* **Task instructions**: Could you extract every entry below and reproduce it exactly?
<<<<
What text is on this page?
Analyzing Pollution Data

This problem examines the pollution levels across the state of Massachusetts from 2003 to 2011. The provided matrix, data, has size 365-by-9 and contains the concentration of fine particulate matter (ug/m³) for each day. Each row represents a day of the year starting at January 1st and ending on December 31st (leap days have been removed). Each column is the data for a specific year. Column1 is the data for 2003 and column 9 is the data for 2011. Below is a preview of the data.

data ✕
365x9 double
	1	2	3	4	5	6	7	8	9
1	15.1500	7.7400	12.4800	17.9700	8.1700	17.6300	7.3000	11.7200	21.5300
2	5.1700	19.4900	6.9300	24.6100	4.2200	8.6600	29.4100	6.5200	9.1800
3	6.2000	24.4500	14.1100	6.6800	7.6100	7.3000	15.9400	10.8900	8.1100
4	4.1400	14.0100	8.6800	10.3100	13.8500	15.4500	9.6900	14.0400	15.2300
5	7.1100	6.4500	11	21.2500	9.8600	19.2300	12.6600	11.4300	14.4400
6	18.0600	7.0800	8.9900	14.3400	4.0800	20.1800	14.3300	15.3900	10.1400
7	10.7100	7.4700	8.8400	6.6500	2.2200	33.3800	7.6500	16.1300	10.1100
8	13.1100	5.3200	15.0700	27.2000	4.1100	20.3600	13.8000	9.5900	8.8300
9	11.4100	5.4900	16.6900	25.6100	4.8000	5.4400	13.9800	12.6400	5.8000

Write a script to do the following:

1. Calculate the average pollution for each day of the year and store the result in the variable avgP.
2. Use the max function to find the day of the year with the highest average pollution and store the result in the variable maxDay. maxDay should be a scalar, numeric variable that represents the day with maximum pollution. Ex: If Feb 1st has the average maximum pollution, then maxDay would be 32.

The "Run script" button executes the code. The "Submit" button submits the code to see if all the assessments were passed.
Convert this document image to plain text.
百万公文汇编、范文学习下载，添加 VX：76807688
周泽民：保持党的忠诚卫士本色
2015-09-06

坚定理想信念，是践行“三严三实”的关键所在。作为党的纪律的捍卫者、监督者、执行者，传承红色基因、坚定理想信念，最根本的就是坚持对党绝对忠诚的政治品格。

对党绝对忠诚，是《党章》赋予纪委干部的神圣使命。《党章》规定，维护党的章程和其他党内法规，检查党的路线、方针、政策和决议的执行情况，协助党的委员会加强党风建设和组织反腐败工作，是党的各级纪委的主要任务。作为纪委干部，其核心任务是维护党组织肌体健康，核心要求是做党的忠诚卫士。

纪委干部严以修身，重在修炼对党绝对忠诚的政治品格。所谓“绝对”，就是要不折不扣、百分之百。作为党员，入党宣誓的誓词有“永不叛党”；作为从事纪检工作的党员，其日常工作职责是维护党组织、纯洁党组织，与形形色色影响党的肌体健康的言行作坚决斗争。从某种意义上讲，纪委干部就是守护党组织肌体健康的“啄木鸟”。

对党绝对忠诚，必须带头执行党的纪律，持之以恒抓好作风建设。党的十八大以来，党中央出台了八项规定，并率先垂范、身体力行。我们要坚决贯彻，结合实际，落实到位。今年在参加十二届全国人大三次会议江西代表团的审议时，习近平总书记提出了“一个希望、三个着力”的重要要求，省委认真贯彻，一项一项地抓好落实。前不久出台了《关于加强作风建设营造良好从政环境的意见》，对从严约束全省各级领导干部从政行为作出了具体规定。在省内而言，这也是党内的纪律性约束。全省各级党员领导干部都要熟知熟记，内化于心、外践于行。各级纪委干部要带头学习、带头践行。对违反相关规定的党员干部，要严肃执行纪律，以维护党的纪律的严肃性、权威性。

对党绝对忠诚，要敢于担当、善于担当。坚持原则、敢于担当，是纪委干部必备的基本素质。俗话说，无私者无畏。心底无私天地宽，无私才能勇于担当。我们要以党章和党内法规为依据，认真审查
>>>>
* **Answer to this task**:
What text is on this page?
Analyzing Pollution Data

This problem examines the pollution levels across the state of Massachusetts from 2003 to 2011. The provided matrix, data, has size 365-by-9 and contains the concentration of fine particulate matter (ug/m³) for each day. Each row represents a day of the year starting at January 1st and ending on December 31st (leap days have been removed). Each column is the data for a specific year. Column1 is the data for 2003 and column 9 is the data for 2011. Below is a preview of the data.

data ✕
365x9 double
	1	2	3	4	5	6	7	8	9
1	15.1500	7.7400	12.4800	17.9700	8.1700	17.6300	7.3000	11.7200	21.5300
2	5.1700	19.4900	6.9300	24.6100	4.2200	8.6600	29.4100	6.5200	9.1800
3	6.2000	24.4500	14.1100	6.6800	7.6100	7.3000	15.9400	10.8900	8.1100
4	4.1400	14.0100	8.6800	10.3100	13.8500	15.4500	9.6900	14.0400	15.2300
5	7.1100	6.4500	11	21.2500	9.8600	19.2300	12.6600	11.4300	14.4400
6	18.0600	7.0800	8.9900	14.3400	4.0800	20.1800	14.3300	15.3900	10.1400
7	10.7100	7.4700	8.8400	6.6500	2.2200	33.3800	7.6500	16.1300	10.1100
8	13.1100	5.3200	15.0700	27.2000	4.1100	20.3600	13.8000	9.5900	8.8300
9	11.4100	5.4900	16.6900	25.6100	4.8000	5.4400	13.9800	12.6400	5.8000

Write a script to do the following:

1. Calculate the average pollution for each day of the year and store the result in the variable avgP.
2. Use the max function to find the day of the year with the highest average pollution and store the result in the variable maxDay. maxDay should be a scalar, numeric variable that represents the day with maximum pollution. Ex: If Feb 1st has the average maximum pollution, then maxDay would be 32.

The "Run script" button executes the code. The "Submit" button submits the code to see if all the assessments were passed.
Convert this document image to plain text.
百万公文汇编、范文学习下载，添加 VX：76807688
周泽民：保持党的忠诚卫士本色
2015-09-06

坚定理想信念，是践行“三严三实”的关键所在。作为党的纪律的捍卫者、监督者、执行者，传承红色基因、坚定理想信念，最根本的就是坚持对党绝对忠诚的政治品格。

对党绝对忠诚，是《党章》赋予纪委干部的神圣使命。《党章》规定，维护党的章程和其他党内法规，检查党的路线、方针、政策和决议的执行情况，协助党的委员会加强党风建设和组织反腐败工作，是党的各级纪委的主要任务。作为纪委干部，其核心任务是维护党组织肌体健康，核心要求是做党的忠诚卫士。

纪委干部严以修身，重在修炼对党绝对忠诚的政治品格。所谓“绝对”，就是要不折不扣、百分之百。作为党员，入党宣誓的誓词有“永不叛党”；作为从事纪检工作的党员，其日常工作职责是维护党组织、纯洁党组织，与形形色色影响党的肌体健康的言行作坚决斗争。从某种意义上讲，纪委干部就是守护党组织肌体健康的“啄木鸟”。

对党绝对忠诚，必须带头执行党的纪律，持之以恒抓好作风建设。党的十八大以来，党中央出台了八项规定，并率先垂范、身体力行。我们要坚决贯彻，结合实际，落实到位。今年在参加十二届全国人大三次会议江西代表团的审议时，习近平总书记提出了“一个希望、三个着力”的重要要求，省委认真贯彻，一项一项地抓好落实。前不久出台了《关于加强作风建设营造良好从政环境的意见》，对从严约束全省各级领导干部从政行为作出了具体规定。在省内而言，这也是党内的纪律性约束。全省各级党员领导干部都要熟知熟记，内化于心、外践于行。各级纪委干部要带头学习、带头践行。对违反相关规定的党员干部，要严肃执行纪律，以维护党的纪律的严肃性、权威性。

对党绝对忠诚，要敢于担当、善于担当。坚持原则、敢于担当，是纪委干部必备的基本素质。俗话说，无私者无畏。心底无私天地宽，无私才能勇于担当。我们要以党章和党内法规为依据，认真审查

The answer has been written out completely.